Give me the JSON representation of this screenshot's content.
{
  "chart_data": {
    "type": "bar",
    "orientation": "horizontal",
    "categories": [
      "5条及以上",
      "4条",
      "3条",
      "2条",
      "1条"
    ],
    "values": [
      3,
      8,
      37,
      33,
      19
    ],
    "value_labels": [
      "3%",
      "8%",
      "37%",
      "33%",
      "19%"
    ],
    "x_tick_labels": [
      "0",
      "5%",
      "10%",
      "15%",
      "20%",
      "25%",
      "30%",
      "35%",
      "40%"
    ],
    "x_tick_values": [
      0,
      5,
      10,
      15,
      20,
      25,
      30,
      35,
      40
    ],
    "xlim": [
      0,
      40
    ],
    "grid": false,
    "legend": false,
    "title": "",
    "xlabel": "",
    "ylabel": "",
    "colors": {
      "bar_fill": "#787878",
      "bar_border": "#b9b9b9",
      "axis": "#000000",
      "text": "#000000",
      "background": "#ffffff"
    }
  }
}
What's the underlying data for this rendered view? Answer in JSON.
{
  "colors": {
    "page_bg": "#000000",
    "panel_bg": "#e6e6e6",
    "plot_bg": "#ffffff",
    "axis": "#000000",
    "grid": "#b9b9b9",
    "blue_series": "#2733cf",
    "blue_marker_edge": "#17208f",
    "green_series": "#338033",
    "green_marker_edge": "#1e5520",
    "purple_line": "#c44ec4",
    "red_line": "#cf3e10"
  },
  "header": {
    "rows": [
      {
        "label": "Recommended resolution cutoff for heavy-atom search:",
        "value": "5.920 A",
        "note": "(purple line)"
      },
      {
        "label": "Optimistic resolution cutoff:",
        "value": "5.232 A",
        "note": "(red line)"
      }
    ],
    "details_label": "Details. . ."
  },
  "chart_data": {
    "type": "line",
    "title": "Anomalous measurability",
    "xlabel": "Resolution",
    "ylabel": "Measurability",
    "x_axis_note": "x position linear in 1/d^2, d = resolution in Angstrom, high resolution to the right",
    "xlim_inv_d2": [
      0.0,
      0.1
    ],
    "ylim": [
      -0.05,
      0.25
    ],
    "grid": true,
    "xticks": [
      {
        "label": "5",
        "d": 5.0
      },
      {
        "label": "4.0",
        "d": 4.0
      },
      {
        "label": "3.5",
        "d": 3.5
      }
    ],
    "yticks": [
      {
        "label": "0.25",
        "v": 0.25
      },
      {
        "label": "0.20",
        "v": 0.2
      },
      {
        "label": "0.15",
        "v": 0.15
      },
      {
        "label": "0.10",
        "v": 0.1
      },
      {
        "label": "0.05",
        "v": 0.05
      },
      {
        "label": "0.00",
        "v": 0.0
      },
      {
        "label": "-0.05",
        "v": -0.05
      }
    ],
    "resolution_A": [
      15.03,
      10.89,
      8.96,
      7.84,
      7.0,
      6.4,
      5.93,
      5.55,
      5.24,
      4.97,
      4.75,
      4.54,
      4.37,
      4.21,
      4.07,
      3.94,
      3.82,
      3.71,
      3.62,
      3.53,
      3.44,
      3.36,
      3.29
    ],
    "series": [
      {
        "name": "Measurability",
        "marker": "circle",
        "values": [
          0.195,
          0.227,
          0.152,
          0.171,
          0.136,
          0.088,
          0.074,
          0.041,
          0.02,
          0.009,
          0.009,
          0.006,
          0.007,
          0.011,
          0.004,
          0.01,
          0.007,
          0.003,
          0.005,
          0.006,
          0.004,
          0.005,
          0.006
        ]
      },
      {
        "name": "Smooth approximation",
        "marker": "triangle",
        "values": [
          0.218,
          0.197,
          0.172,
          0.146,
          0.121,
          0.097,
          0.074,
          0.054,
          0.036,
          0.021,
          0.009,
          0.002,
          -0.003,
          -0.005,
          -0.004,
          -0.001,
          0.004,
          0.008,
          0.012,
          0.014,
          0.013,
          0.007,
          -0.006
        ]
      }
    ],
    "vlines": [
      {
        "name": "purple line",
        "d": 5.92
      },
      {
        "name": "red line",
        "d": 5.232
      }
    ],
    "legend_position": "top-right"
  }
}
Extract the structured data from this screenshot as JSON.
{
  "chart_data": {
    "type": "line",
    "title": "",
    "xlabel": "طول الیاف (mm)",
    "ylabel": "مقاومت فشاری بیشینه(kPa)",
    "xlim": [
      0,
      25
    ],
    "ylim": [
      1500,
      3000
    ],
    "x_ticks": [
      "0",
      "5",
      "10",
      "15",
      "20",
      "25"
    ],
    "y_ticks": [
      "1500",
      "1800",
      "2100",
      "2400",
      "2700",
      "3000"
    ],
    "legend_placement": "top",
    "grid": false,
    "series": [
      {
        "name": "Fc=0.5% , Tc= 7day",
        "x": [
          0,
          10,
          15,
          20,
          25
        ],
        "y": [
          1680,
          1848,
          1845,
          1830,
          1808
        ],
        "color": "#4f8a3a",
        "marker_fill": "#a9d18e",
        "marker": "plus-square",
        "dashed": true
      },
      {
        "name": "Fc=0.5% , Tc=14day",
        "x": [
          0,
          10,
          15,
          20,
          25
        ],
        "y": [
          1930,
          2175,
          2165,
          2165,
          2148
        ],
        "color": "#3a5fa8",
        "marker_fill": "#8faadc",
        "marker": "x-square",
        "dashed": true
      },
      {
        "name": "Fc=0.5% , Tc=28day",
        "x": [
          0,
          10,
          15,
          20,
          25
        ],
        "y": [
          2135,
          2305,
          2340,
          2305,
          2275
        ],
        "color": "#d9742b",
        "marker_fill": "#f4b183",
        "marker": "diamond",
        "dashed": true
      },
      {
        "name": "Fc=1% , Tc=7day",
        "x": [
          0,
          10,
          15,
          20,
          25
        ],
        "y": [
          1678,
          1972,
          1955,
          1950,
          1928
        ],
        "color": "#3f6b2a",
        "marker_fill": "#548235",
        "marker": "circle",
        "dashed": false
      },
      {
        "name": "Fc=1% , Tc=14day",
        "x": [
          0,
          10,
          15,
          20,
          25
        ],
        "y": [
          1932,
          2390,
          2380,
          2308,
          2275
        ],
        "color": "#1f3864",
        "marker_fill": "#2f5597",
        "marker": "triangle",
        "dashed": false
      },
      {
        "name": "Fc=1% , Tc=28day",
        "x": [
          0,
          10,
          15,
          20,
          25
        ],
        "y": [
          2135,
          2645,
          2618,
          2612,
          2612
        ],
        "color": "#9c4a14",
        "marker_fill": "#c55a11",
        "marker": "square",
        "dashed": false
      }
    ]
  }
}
+--
Problem:
List all lines where "name" occurs.

Result of the exercise:
        "name": "Measurability",
        "name": "Smooth approximation",
        "name": "purple line",
        "name": "red line",
        "name": "Fc=0.5% , Tc= 7day",
        "name": "Fc=0.5% , Tc=14day",
        "name": "Fc=0.5% , Tc=28day",
        "name": "Fc=1% , Tc=7day",
        "name": "Fc=1% , Tc=14day",
        "name": "Fc=1% , Tc=28day",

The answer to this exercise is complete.